### [Task requirements]
Transcribe all of the records precisely as they are presented.

◆ ◆ ◆ ◆ ◆ ◆ ◆

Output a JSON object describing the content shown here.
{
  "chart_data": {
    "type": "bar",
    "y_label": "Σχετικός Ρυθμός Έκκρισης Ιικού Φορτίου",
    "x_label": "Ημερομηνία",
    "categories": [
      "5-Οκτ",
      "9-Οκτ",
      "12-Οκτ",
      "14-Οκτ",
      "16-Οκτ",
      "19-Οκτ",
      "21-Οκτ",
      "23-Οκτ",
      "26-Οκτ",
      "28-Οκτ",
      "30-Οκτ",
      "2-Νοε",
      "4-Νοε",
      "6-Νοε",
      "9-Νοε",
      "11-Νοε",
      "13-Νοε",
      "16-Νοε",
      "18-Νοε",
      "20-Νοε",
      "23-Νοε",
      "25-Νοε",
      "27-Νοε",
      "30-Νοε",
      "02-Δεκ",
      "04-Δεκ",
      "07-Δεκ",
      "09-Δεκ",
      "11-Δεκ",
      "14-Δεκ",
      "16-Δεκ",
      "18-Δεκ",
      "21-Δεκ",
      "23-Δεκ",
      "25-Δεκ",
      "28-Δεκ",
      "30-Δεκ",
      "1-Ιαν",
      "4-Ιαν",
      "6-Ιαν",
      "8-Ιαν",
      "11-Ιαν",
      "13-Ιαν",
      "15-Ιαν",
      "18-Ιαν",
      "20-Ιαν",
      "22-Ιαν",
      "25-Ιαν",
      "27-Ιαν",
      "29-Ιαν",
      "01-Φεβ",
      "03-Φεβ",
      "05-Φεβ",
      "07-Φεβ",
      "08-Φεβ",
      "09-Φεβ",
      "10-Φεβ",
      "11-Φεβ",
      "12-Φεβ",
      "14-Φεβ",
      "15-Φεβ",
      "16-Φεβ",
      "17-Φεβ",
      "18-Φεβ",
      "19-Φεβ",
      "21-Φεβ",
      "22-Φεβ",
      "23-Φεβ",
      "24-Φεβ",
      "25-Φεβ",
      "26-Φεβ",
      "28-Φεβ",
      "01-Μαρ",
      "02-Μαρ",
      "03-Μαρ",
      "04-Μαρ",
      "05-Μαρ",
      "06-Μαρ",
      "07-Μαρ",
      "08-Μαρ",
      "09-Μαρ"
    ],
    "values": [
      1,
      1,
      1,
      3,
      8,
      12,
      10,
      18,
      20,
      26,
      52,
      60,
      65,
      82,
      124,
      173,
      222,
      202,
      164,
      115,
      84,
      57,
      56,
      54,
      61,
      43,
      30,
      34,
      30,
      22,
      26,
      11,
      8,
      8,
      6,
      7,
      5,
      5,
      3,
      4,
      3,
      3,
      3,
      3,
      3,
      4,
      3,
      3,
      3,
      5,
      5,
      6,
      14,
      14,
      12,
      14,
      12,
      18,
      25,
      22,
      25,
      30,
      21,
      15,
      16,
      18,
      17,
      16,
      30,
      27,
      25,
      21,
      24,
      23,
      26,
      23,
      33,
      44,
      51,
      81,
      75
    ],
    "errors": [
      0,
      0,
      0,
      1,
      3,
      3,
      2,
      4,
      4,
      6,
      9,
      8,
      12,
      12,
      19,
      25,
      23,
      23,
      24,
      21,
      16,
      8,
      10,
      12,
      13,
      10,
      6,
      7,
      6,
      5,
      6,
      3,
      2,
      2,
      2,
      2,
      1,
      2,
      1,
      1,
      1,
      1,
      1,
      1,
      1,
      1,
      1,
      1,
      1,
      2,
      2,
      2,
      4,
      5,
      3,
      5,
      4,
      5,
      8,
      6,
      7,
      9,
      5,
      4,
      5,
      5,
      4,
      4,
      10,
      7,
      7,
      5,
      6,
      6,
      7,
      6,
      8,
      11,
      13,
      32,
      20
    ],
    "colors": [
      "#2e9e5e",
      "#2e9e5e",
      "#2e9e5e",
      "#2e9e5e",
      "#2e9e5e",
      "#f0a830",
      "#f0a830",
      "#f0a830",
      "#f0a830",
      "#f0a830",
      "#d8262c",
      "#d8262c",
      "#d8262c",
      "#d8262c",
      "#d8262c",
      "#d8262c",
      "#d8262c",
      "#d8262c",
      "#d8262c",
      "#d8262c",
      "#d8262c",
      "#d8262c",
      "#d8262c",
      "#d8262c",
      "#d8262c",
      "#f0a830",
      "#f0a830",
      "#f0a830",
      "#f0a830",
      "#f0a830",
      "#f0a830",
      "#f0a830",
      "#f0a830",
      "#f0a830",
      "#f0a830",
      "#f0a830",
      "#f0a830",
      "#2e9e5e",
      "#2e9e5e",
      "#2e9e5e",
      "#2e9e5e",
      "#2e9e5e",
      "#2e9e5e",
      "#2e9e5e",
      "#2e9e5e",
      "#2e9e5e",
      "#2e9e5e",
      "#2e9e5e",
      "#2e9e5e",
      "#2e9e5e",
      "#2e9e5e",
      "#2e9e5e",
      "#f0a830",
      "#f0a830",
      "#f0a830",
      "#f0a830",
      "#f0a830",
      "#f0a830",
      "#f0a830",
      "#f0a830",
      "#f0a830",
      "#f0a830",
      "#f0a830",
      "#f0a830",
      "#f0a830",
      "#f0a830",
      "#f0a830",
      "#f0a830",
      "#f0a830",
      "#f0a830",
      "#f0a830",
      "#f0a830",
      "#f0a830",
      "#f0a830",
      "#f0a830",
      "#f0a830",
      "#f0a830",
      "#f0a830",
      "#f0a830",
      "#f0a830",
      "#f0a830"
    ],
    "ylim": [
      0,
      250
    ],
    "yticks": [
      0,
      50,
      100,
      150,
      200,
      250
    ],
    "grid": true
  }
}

◆ ◆ ◆ ◆ ◆ ◆ ◆

### [Final result]
Output a JSON object describing the content shown here.
{
  "chart_data": {
    "type": "bar",
    "y_label": "Σχετικός Ρυθμός Έκκρισης Ιικού Φορτίου",
    "x_label": "Ημερομηνία",
    "categories": [
      "5-Οκτ",
      "9-Οκτ",
      "12-Οκτ",
      "14-Οκτ",
      "16-Οκτ",
      "19-Οκτ",
      "21-Οκτ",
      "23-Οκτ",
      "26-Οκτ",
      "28-Οκτ",
      "30-Οκτ",
      "2-Νοε",
      "4-Νοε",
      "6-Νοε",
      "9-Νοε",
      "11-Νοε",
      "13-Νοε",
      "16-Νοε",
      "18-Νοε",
      "20-Νοε",
      "23-Νοε",
      "25-Νοε",
      "27-Νοε",
      "30-Νοε",
      "02-Δεκ",
      "04-Δεκ",
      "07-Δεκ",
      "09-Δεκ",
      "11-Δεκ",
      "14-Δεκ",
      "16-Δεκ",
      "18-Δεκ",
      "21-Δεκ",
      "23-Δεκ",
      "25-Δεκ",
      "28-Δεκ",
      "30-Δεκ",
      "1-Ιαν",
      "4-Ιαν",
      "6-Ιαν",
      "8-Ιαν",
      "11-Ιαν",
      "13-Ιαν",
      "15-Ιαν",
      "18-Ιαν",
      "20-Ιαν",
      "22-Ιαν",
      "25-Ιαν",
      "27-Ιαν",
      "29-Ιαν",
      "01-Φεβ",
      "03-Φεβ",
      "05-Φεβ",
      "07-Φεβ",
      "08-Φεβ",
      "09-Φεβ",
      "10-Φεβ",
      "11-Φεβ",
      "12-Φεβ",
      "14-Φεβ",
      "15-Φεβ",
      "16-Φεβ",
      "17-Φεβ",
      "18-Φεβ",
      "19-Φεβ",
      "21-Φεβ",
      "22-Φεβ",
      "23-Φεβ",
      "24-Φεβ",
      "25-Φεβ",
      "26-Φεβ",
      "28-Φεβ",
      "01-Μαρ",
      "02-Μαρ",
      "03-Μαρ",
      "04-Μαρ",
      "05-Μαρ",
      "06-Μαρ",
      "07-Μαρ",
      "08-Μαρ",
      "09-Μαρ"
    ],
    "values": [
      1,
      1,
      1,
      3,
      8,
      12,
      10,
      18,
      20,
      26,
      52,
      60,
      65,
      82,
      124,
      173,
      222,
      202,
      164,
      115,
      84,
      57,
      56,
      54,
      61,
      43,
      30,
      34,
      30,
      22,
      26,
      11,
      8,
      8,
      6,
      7,
      5,
      5,
      3,
      4,
      3,
      3,
      3,
      3,
      3,
      4,
      3,
      3,
      3,
      5,
      5,
      6,
      14,
      14,
      12,
      14,
      12,
      18,
      25,
      22,
      25,
      30,
      21,
      15,
      16,
      18,
      17,
      16,
      30,
      27,
      25,
      21,
      24,
      23,
      26,
      23,
      33,
      44,
      51,
      81,
      75
    ],
    "errors": [
      0,
      0,
      0,
      1,
      3,
      3,
      2,
      4,
      4,
      6,
      9,
      8,
      12,
      12,
      19,
      25,
      23,
      23,
      24,
      21,
      16,
      8,
      10,
      12,
      13,
      10,
      6,
      7,
      6,
      5,
      6,
      3,
      2,
      2,
      2,
      2,
      1,
      2,
      1,
      1,
      1,
      1,
      1,
      1,
      1,
      1,
      1,
      1,
      1,
      2,
      2,
      2,
      4,
      5,
      3,
      5,
      4,
      5,
      8,
      6,
      7,
      9,
      5,
      4,
      5,
      5,
      4,
      4,
      10,
      7,
      7,
      5,
      6,
      6,
      7,
      6,
      8,
      11,
      13,
      32,
      20
    ],
    "colors": [
      "#2e9e5e",
      "#2e9e5e",
      "#2e9e5e",
      "#2e9e5e",
      "#2e9e5e",
      "#f0a830",
      "#f0a830",
      "#f0a830",
      "#f0a830",
      "#f0a830",
      "#d8262c",
      "#d8262c",
      "#d8262c",
      "#d8262c",
      "#d8262c",
      "#d8262c",
      "#d8262c",
      "#d8262c",
      "#d8262c",
      "#d8262c",
      "#d8262c",
      "#d8262c",
      "#d8262c",
      "#d8262c",
      "#d8262c",
      "#f0a830",
      "#f0a830",
      "#f0a830",
      "#f0a830",
      "#f0a830",
      "#f0a830",
      "#f0a830",
      "#f0a830",
      "#f0a830",
      "#f0a830",
      "#f0a830",
      "#f0a830",
      "#2e9e5e",
      "#2e9e5e",
      "#2e9e5e",
      "#2e9e5e",
      "#2e9e5e",
      "#2e9e5e",
      "#2e9e5e",
      "#2e9e5e",
      "#2e9e5e",
      "#2e9e5e",
      "#2e9e5e",
      "#2e9e5e",
      "#2e9e5e",
      "#2e9e5e",
      "#2e9e5e",
      "#f0a830",
      "#f0a830",
      "#f0a830",
      "#f0a830",
      "#f0a830",
      "#f0a830",
      "#f0a830",
      "#f0a830",
      "#f0a830",
      "#f0a830",
      "#f0a830",
      "#f0a830",
      "#f0a830",
      "#f0a830",
      "#f0a830",
      "#f0a830",
      "#f0a830",
      "#f0a830",
      "#f0a830",
      "#f0a830",
      "#f0a830",
      "#f0a830",
      "#f0a830",
      "#f0a830",
      "#f0a830",
      "#f0a830",
      "#f0a830",
      "#f0a830",
      "#f0a830"
    ],
    "ylim": [
      0,
      250
    ],
    "yticks": [
      0,
      50,
      100,
      150,
      200,
      250
    ],
    "grid": true
  }
}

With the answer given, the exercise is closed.